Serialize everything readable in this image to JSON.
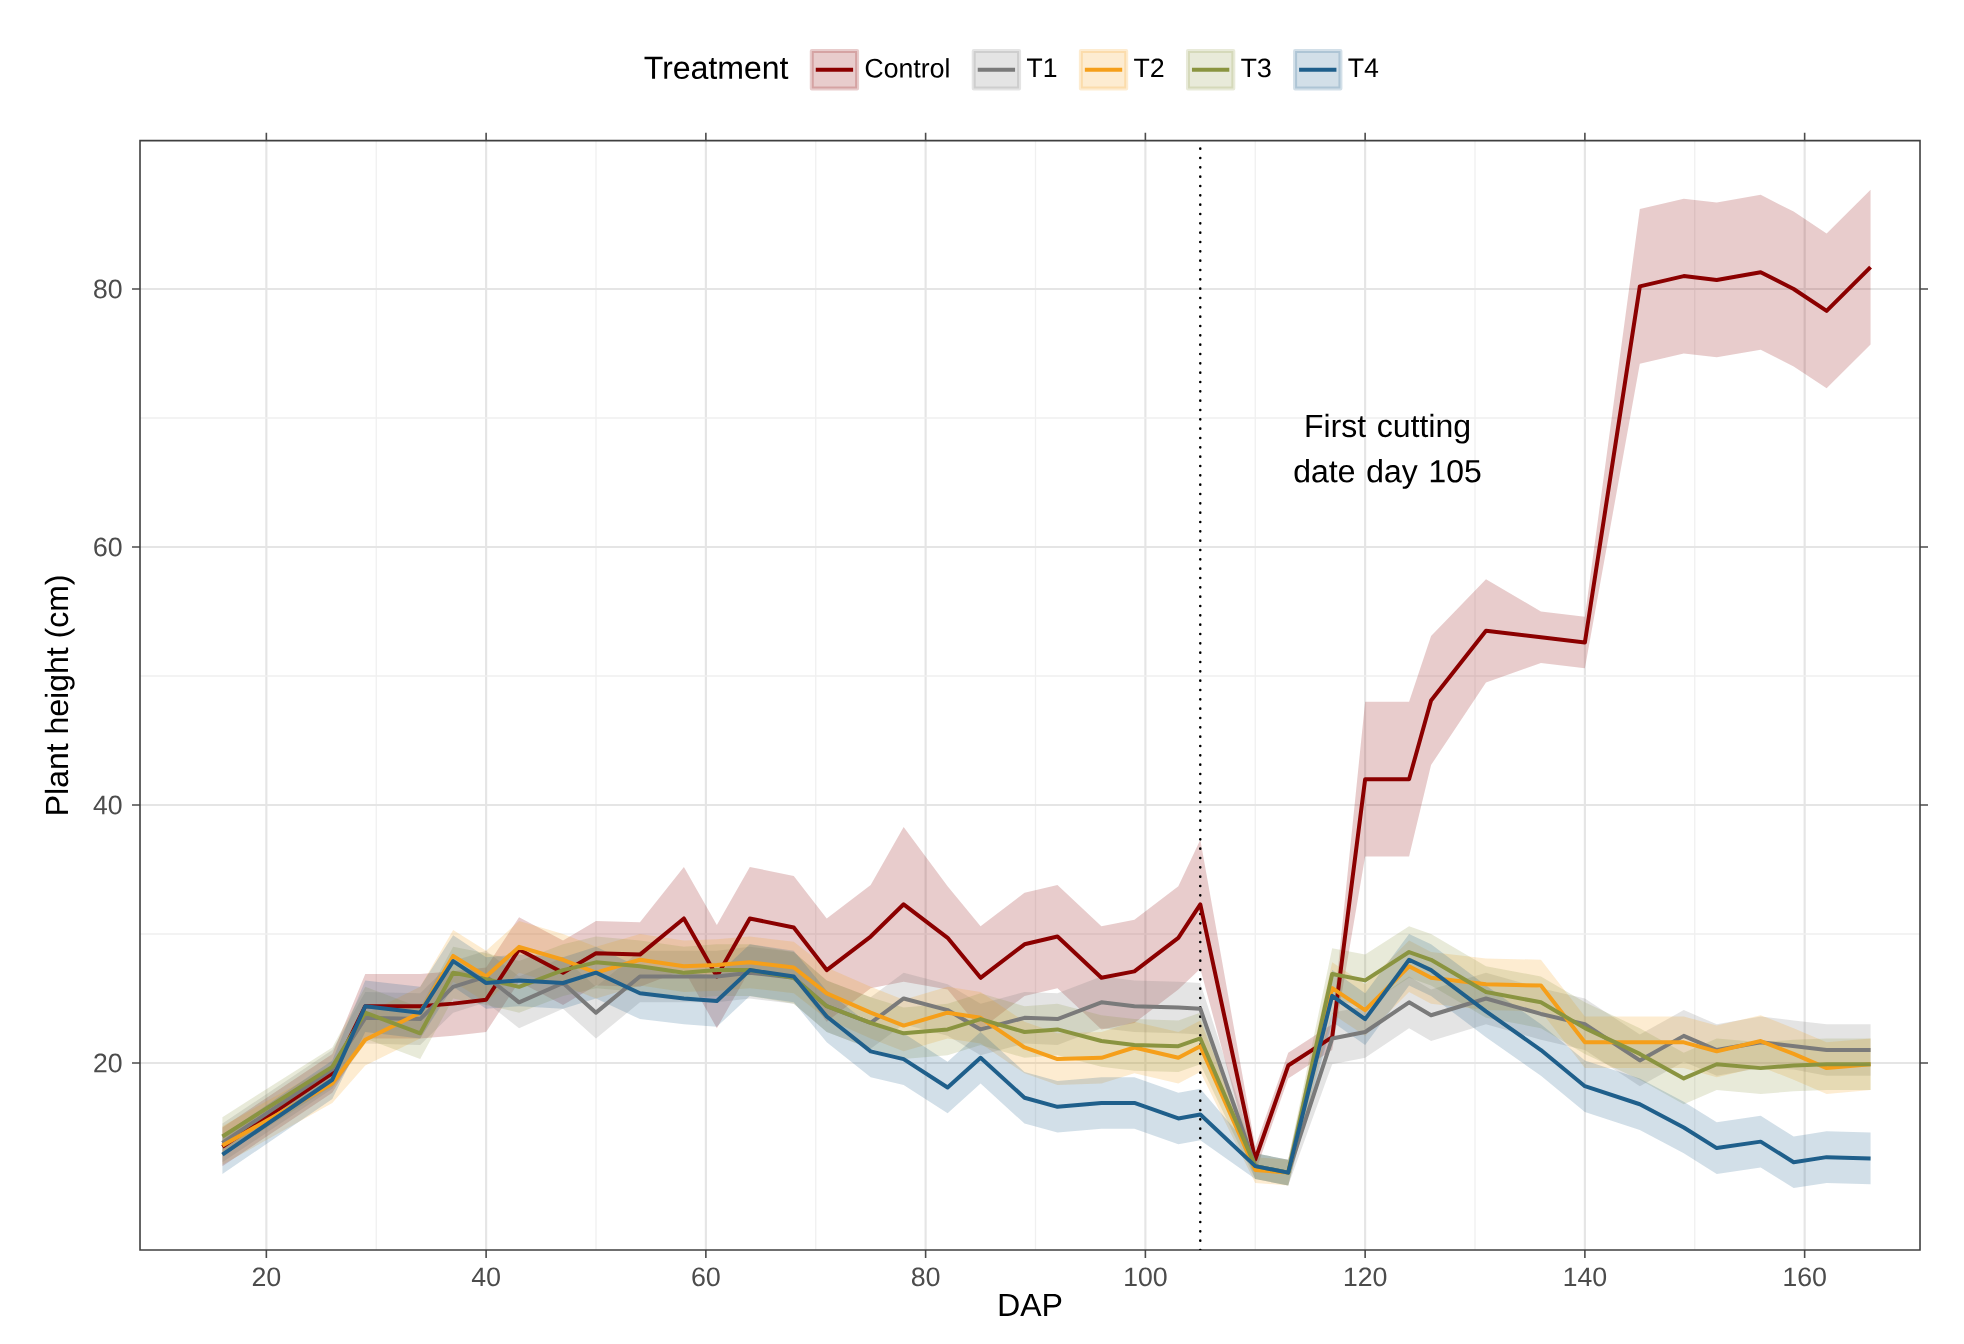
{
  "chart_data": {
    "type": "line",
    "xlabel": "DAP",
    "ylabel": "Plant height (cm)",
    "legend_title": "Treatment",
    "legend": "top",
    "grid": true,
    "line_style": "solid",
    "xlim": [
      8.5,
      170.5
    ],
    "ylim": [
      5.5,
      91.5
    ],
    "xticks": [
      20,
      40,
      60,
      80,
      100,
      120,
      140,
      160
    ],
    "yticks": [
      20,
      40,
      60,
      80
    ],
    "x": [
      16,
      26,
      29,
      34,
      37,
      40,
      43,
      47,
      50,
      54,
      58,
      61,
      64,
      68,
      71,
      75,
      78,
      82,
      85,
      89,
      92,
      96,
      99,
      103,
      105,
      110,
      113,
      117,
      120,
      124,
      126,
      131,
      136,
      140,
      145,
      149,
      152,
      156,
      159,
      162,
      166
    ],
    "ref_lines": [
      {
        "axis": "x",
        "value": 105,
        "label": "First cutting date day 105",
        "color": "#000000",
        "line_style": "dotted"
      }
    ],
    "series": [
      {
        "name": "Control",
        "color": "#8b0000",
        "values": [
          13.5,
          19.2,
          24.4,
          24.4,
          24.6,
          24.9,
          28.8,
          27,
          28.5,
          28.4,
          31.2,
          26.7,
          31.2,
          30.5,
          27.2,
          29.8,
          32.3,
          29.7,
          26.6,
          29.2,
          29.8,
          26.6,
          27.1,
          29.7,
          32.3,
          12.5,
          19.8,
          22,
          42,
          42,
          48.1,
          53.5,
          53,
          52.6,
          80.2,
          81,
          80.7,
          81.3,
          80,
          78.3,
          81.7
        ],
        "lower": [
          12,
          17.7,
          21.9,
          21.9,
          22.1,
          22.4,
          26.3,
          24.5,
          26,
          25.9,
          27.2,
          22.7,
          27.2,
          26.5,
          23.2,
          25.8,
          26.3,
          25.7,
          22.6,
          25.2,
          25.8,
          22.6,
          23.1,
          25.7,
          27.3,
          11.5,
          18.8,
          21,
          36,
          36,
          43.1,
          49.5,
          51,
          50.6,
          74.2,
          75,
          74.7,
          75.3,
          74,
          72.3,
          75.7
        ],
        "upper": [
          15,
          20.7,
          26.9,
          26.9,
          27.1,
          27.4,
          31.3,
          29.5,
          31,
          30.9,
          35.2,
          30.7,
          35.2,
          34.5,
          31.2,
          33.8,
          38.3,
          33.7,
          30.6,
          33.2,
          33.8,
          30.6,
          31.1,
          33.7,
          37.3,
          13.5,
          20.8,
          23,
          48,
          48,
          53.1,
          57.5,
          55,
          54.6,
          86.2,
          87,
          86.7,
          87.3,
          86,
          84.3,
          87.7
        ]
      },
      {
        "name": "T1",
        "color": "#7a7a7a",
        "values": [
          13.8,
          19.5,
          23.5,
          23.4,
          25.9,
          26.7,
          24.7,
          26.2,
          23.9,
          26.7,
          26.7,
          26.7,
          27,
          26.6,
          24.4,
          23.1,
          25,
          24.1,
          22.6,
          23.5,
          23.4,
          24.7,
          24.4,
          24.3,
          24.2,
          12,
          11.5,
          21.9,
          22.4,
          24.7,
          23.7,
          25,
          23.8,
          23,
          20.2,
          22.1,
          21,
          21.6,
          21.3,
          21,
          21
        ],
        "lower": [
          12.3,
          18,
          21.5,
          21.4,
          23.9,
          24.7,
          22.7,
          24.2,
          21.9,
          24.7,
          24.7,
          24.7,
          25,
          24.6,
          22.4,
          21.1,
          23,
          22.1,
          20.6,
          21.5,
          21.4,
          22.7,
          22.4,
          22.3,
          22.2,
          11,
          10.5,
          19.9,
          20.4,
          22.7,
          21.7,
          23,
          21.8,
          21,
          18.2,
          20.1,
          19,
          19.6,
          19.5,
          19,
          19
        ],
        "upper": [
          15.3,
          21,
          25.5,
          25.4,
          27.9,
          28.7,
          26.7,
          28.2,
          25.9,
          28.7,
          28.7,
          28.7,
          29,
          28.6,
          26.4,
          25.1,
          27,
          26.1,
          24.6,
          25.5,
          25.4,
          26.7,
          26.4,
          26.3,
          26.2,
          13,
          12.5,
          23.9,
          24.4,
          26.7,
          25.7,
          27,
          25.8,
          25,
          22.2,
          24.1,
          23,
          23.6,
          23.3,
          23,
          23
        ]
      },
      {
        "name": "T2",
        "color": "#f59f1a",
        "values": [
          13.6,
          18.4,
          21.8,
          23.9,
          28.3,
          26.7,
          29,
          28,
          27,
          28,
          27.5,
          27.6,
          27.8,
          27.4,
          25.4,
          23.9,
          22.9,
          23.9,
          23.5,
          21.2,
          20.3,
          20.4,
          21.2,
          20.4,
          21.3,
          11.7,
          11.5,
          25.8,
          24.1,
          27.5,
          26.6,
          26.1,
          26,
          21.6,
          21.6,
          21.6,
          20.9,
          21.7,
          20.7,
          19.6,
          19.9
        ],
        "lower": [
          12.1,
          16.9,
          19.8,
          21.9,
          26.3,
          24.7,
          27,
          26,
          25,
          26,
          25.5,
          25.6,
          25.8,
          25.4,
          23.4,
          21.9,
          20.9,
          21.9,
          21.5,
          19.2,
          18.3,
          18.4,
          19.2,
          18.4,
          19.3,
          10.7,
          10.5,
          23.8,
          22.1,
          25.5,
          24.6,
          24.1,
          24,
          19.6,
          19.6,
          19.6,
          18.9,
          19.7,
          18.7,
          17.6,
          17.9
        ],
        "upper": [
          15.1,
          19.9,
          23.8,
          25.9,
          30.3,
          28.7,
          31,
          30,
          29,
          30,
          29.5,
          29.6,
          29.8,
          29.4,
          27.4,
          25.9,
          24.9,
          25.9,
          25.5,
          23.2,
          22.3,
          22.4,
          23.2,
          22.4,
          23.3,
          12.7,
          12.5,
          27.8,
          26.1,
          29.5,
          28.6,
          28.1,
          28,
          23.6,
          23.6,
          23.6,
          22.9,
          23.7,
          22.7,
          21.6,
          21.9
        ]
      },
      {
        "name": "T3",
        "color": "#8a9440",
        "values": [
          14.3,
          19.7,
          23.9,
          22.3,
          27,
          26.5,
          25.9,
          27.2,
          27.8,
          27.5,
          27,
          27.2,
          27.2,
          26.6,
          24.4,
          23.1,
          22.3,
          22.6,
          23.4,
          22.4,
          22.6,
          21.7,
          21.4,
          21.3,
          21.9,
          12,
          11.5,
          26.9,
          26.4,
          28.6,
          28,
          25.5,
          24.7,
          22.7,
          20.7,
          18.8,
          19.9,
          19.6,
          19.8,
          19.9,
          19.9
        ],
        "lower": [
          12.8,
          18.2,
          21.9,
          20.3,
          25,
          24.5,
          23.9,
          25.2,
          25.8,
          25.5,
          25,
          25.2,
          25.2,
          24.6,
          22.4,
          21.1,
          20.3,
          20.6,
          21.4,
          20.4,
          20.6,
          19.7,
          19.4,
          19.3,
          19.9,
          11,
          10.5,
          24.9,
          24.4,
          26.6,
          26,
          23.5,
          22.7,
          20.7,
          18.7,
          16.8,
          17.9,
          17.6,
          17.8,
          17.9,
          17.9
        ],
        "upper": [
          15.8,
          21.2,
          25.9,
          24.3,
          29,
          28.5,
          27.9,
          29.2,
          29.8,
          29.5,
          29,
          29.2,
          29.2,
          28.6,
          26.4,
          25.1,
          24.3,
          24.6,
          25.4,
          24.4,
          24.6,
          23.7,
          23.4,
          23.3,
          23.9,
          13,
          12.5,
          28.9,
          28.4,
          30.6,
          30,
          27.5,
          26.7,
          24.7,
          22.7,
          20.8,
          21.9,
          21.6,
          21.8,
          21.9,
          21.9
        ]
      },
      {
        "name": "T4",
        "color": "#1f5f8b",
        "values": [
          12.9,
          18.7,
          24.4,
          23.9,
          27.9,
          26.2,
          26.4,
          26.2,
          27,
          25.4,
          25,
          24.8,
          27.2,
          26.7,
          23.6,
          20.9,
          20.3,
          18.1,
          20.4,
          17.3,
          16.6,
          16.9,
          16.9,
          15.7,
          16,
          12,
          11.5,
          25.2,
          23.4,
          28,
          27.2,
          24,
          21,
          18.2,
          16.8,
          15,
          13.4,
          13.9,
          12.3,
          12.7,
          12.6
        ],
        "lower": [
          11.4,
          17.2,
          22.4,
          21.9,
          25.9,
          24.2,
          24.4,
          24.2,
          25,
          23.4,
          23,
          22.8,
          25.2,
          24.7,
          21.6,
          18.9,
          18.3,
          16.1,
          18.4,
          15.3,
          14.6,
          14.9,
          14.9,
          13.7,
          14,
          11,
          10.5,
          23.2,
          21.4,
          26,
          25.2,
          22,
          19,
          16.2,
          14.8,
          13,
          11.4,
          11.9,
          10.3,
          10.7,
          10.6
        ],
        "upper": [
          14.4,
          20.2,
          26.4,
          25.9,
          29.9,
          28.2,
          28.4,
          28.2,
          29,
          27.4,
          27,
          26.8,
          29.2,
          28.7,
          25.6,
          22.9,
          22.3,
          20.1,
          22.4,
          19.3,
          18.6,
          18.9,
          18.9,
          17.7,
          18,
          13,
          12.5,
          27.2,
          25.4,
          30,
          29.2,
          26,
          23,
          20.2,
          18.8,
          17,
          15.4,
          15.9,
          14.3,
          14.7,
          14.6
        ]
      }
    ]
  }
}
○ ○ ○ ○
Scan the material above. Return every line containing the string "color".

        "color": "#000000",
        "color": "#8b0000",
        "color": "#7a7a7a",
        "color": "#f59f1a",
        "color": "#8a9440",
        "color": "#1f5f8b",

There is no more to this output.